Records from a dataset:

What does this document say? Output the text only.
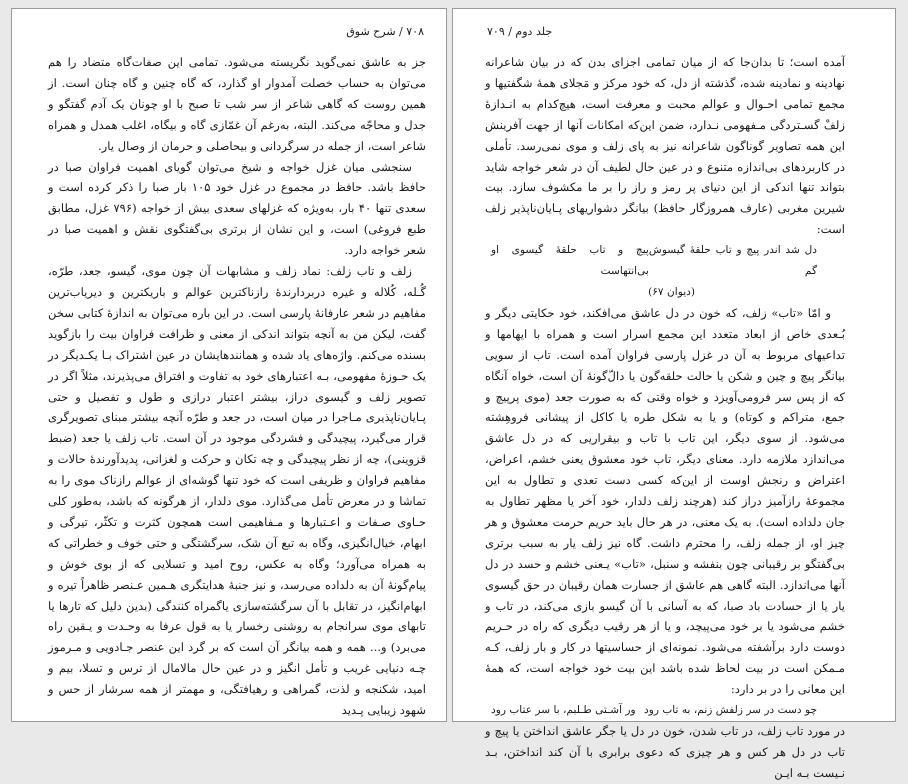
۷۰۸ / شرح شوق

جز به عاشق نمی‌گوید نگریسته می‌شود. تمامی این صفات‌گاه متضاد را هم می‌توان به حساب خصلت آمدوار او گذارد، که گاه چنین و گاه چنان است. از همین روست که گاهی شاعر از سر شب تا صبح با او چونان یک آدم گفتگو و جدل و محاجّه می‌کند. البته، به‌رغم آن غمّازی گاه و بیگاه، اغلب همدل و همراه شاعر است، از جمله در سرگردانی و بیحاصلی و حرمان از وصال یار.

سنجشی میان غزل خواجه و شیخ می‌توان گویای اهمیت فراوان صبا در حافظ باشد. حافظ در مجموع در غزل خود ۱۰۵ بار صبا را ذکر کرده است و سعدی تنها ۴۰ بار، به‌ویژه که غزلهای سعدی بیش از خواجه (۷۹۶ غزل، مطابق طبع فروغی) است، و این نشان از برتری بی‌گفتگوی نقش و اهمیت صبا در شعر خواجه دارد.

زلف و تاب زلف: نماد زلف و مشابهات آن چون موی، گیسو، جعد، طرّه، گُـله، کُلاله و غیره دربردارندهٔ رازناکترین عوالم و باریکترین و دیریاب‌ترین مفاهیم در شعر عارفانهٔ پارسی است. در این باره می‌توان به اندازهٔ کتابی سخن گفت، لیکن من به آنچه بتواند اندکی از معنی و ظرافت فراوان بیت را بازگوید بسنده می‌کنم. واژه‌های یاد شده و همانندهایشان در عین اشتراک بـا یکـدیگر در یک حـوزهٔ مفهومی، بـه اعتبارهای خود به تفاوت و افتراق می‌پذیرند، مثلاً اگر در تصویر زلف و گیسوی دراز، بیشتر اعتبار درازی و طول و تفصیل و حتی پـایان‌ناپذیری مـاجرا در میان است، در جعد و طرّه آنچه بیشتر مبنای تصویرگری قرار می‌گیرد، پیچیدگی و فشردگی موجود در آن است. تاب زلف یا جعد (ضبط قزوینی)، چه از نظر پیچیدگی و چه تکان و حرکت و لغزانی، پدیدآورندهٔ حالات و مفاهیم فراوان و ظریفی است که خود تنها گوشه‌ای از عوالم رازناک موی را به تماشا و در معرض تأمل می‌گذارد. موی دلدار، از هرگونه که باشد، به‌طور کلی حـاوی صـفات و اعـتبارها و مـفاهیمی است همچون کثرت و تکثّر، تیرگی و ابهام، خیال‌انگیزی، وگاه به تبع آن شک، سرگشتگی و حتی خوف و خطراتی که به همراه می‌آورد؛ وگاه به عکس، روح امید و تسلایی که از بوی خوش و پیام‌گونهٔ آن به دلداده می‌رسد، و نیز جنبهٔ هدایتگری هـمین عـنصر ظاهراً تیره و ابهام‌انگیز، در تقابل با آن سرگشته‌سازی یاگمراه کنندگی (بدین دلیل که تارها یا تابهای موی سرانجام به روشنی رخسار یا به قول عرفا به وحـدت و یـقین راه می‌برد) و... همه و همه بیانگر آن است که بر گرد این عنصر جـادویی و مـرموز چـه دنیایی غریب و تأمل انگیز و در عین حال مالامال از ترس و تسلا، بیم و امید، شکنجه و لذت، گمراهی و رهیافتگی، و مهمتر از همه سرشار از حس و شهود زیبایی پـدید

جلد دوم / ۷۰۹

آمده است؛ تا بدان‌جا که از میان تمامی اجزای بدن که در بیان شاعرانه نهادینه و نمادینه شده، گذشته از دل، که خود مرکز و مَجلای همهٔ شگفتیها و مجمع تمامی احـوال و عوالم محبت و معرفت است، هیچ‌کدام به انـدازهٔ زلفْ گسـتردگی مـفهومی نـدارد، ضمن این‌که امکانات آنها از جهت آفرینش این همه تصاویر گوناگون شاعرانه نیز به پای زلف و موی نمی‌رسد. تأملی در کاربردهای بی‌اندازه متنوع و در عین حال لطیف آن در شعر خواجه شاید بتواند تنها اندکی از این دنیای پر رمز و راز را بر ما مکشوف سازد. بیت شیرین مغربی (عارف همروزگار حافظ) بیانگر دشواریهای پـایان‌ناپذیر زلف است:

دل شد اندر پیچ و تاب حلقهٔ گیسوش گم
پیچ و تاب حلقهٔ گیسوی او بی‌انتهاست
(دیوان ۶۷)

و امّا «تاب» زلف، که خون در دل عاشق می‌افکند، خود حکایتی دیگر و بُـعدی خاص از ابعاد متعدد این مجمع اسرار است و همراه با ایهامها و تداعیهای مربوط به آن در غزل پارسی فراوان آمده است. تاب از سویی بیانگر پیچ و چین و شکن یا حالت حلقه‌گون یا دالّ‌گونهٔ آن است، خواه آنگاه که از پس سر فرومی‌آویزد و خواه وقتی که به صورت جعد (موی پرپیچ و جمع، متراکم و کوتاه) و یا به شکل طره یا کاکل از پیشانی فروهِشته می‌شود. از سوی دیگر، این تاب با تاب و بیقراریی که در دل عاشق می‌اندازد ملازمه دارد. معنای دیگر، تاب خود معشوق یعنی خشم، اعراض، اعتراض و رنجش اوست از این‌که کسی دست تعدی و تطاول به این مجموعهٔ رازآمیز دراز کند (هرچند زلف دلدار، خود آخر یا مظهر تطاول به جان دلداده است). به یک معنی، در هر حال باید حریم حرمت معشوق و هر چیز او، از جمله زلف، را محترم داشت. گاه نیز زلف یار به سبب برتری بی‌گفتگو بر رقیبانی چون بنفشه و سنبل، «تاب» یـعنی خشم و حسد در دل آنها می‌اندازد. البته گاهی هم عاشق از جسارت همان رقیبان در حق گیسوی یار یا از حسادت باد صبا، که به آسانی با آن گیسو بازی می‌کند، در تاب و خشم می‌شود یا بر خود می‌پیچد، و یا از هر رقیب دیگری که راه در حـریم دوست دارد برآشفته می‌شود. نمونه‌ای از حساسیتها در کار و بار زلف، کـه مـمکن است در بیت لحاظ شده باشد این بیت خود خواجه است، که همهٔ این معانی را در بر دارد:

چو دست در سر زلفش زنم، به تاب رود
ور آشـتی طـلبم، با سر عتاب رود

در مورد تاب زلف، در تاب شدن، خون در دل یا جگر عاشق انداختن یا پیچ و تاب در دل هر کس و هر چیزی که دعوی برابری با آن کند انداختن، بـد نـیست بـه ایـن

* Aim: Reproduce the full listing faithfully, but do not carry over any pictures.

* Solved problem:
What does this document say? Output the text only.
۷۰۸ / شرح شوق

جز به عاشق نمی‌گوید نگریسته می‌شود. تمامی این صفات‌گاه متضاد را هم می‌توان به حساب خصلت آمدوار او گذارد، که گاه چنین و گاه چنان است. از همین روست که گاهی شاعر از سر شب تا صبح با او چونان یک آدم گفتگو و جدل و محاجّه می‌کند. البته، به‌رغم آن غمّازی گاه و بیگاه، اغلب همدل و همراه شاعر است، از جمله در سرگردانی و بیحاصلی و حرمان از وصال یار.

سنجشی میان غزل خواجه و شیخ می‌توان گویای اهمیت فراوان صبا در حافظ باشد. حافظ در مجموع در غزل خود ۱۰۵ بار صبا را ذکر کرده است و سعدی تنها ۴۰ بار، به‌ویژه که غزلهای سعدی بیش از خواجه (۷۹۶ غزل، مطابق طبع فروغی) است، و این نشان از برتری بی‌گفتگوی نقش و اهمیت صبا در شعر خواجه دارد.

زلف و تاب زلف: نماد زلف و مشابهات آن چون موی، گیسو، جعد، طرّه، گُـله، کُلاله و غیره دربردارندهٔ رازناکترین عوالم و باریکترین و دیریاب‌ترین مفاهیم در شعر عارفانهٔ پارسی است. در این باره می‌توان به اندازهٔ کتابی سخن گفت، لیکن من به آنچه بتواند اندکی از معنی و ظرافت فراوان بیت را بازگوید بسنده می‌کنم. واژه‌های یاد شده و همانندهایشان در عین اشتراک بـا یکـدیگر در یک حـوزهٔ مفهومی، بـه اعتبارهای خود به تفاوت و افتراق می‌پذیرند، مثلاً اگر در تصویر زلف و گیسوی دراز، بیشتر اعتبار درازی و طول و تفصیل و حتی پـایان‌ناپذیری مـاجرا در میان است، در جعد و طرّه آنچه بیشتر مبنای تصویرگری قرار می‌گیرد، پیچیدگی و فشردگی موجود در آن است. تاب زلف یا جعد (ضبط قزوینی)، چه از نظر پیچیدگی و چه تکان و حرکت و لغزانی، پدیدآورندهٔ حالات و مفاهیم فراوان و ظریفی است که خود تنها گوشه‌ای از عوالم رازناک موی را به تماشا و در معرض تأمل می‌گذارد. موی دلدار، از هرگونه که باشد، به‌طور کلی حـاوی صـفات و اعـتبارها و مـفاهیمی است همچون کثرت و تکثّر، تیرگی و ابهام، خیال‌انگیزی، وگاه به تبع آن شک، سرگشتگی و حتی خوف و خطراتی که به همراه می‌آورد؛ وگاه به عکس، روح امید و تسلایی که از بوی خوش و پیام‌گونهٔ آن به دلداده می‌رسد، و نیز جنبهٔ هدایتگری هـمین عـنصر ظاهراً تیره و ابهام‌انگیز، در تقابل با آن سرگشته‌سازی یاگمراه کنندگی (بدین دلیل که تارها یا تابهای موی سرانجام به روشنی رخسار یا به قول عرفا به وحـدت و یـقین راه می‌برد) و... همه و همه بیانگر آن است که بر گرد این عنصر جـادویی و مـرموز چـه دنیایی غریب و تأمل انگیز و در عین حال مالامال از ترس و تسلا، بیم و امید، شکنجه و لذت، گمراهی و رهیافتگی، و مهمتر از همه سرشار از حس و شهود زیبایی پـدید

جلد دوم / ۷۰۹

آمده است؛ تا بدان‌جا که از میان تمامی اجزای بدن که در بیان شاعرانه نهادینه و نمادینه شده، گذشته از دل، که خود مرکز و مَجلای همهٔ شگفتیها و مجمع تمامی احـوال و عوالم محبت و معرفت است، هیچ‌کدام به انـدازهٔ زلفْ گسـتردگی مـفهومی نـدارد، ضمن این‌که امکانات آنها از جهت آفرینش این همه تصاویر گوناگون شاعرانه نیز به پای زلف و موی نمی‌رسد. تأملی در کاربردهای بی‌اندازه متنوع و در عین حال لطیف آن در شعر خواجه شاید بتواند تنها اندکی از این دنیای پر رمز و راز را بر ما مکشوف سازد. بیت شیرین مغربی (عارف همروزگار حافظ) بیانگر دشواریهای پـایان‌ناپذیر زلف است:

دل شد اندر پیچ و تاب حلقهٔ گیسوش گم
پیچ و تاب حلقهٔ گیسوی او بی‌انتهاست
(دیوان ۶۷)

و امّا «تاب» زلف، که خون در دل عاشق می‌افکند، خود حکایتی دیگر و بُـعدی خاص از ابعاد متعدد این مجمع اسرار است و همراه با ایهامها و تداعیهای مربوط به آن در غزل پارسی فراوان آمده است. تاب از سویی بیانگر پیچ و چین و شکن یا حالت حلقه‌گون یا دالّ‌گونهٔ آن است، خواه آنگاه که از پس سر فرومی‌آویزد و خواه وقتی که به صورت جعد (موی پرپیچ و جمع، متراکم و کوتاه) و یا به شکل طره یا کاکل از پیشانی فروهِشته می‌شود. از سوی دیگر، این تاب با تاب و بیقراریی که در دل عاشق می‌اندازد ملازمه دارد. معنای دیگر، تاب خود معشوق یعنی خشم، اعراض، اعتراض و رنجش اوست از این‌که کسی دست تعدی و تطاول به این مجموعهٔ رازآمیز دراز کند (هرچند زلف دلدار، خود آخر یا مظهر تطاول به جان دلداده است). به یک معنی، در هر حال باید حریم حرمت معشوق و هر چیز او، از جمله زلف، را محترم داشت. گاه نیز زلف یار به سبب برتری بی‌گفتگو بر رقیبانی چون بنفشه و سنبل، «تاب» یـعنی خشم و حسد در دل آنها می‌اندازد. البته گاهی هم عاشق از جسارت همان رقیبان در حق گیسوی یار یا از حسادت باد صبا، که به آسانی با آن گیسو بازی می‌کند، در تاب و خشم می‌شود یا بر خود می‌پیچد، و یا از هر رقیب دیگری که راه در حـریم دوست دارد برآشفته می‌شود. نمونه‌ای از حساسیتها در کار و بار زلف، کـه مـمکن است در بیت لحاظ شده باشد این بیت خود خواجه است، که همهٔ این معانی را در بر دارد:

چو دست در سر زلفش زنم، به تاب رود
ور آشـتی طـلبم، با سر عتاب رود

در مورد تاب زلف، در تاب شدن، خون در دل یا جگر عاشق انداختن یا پیچ و تاب در دل هر کس و هر چیزی که دعوی برابری با آن کند انداختن، بـد نـیست بـه ایـن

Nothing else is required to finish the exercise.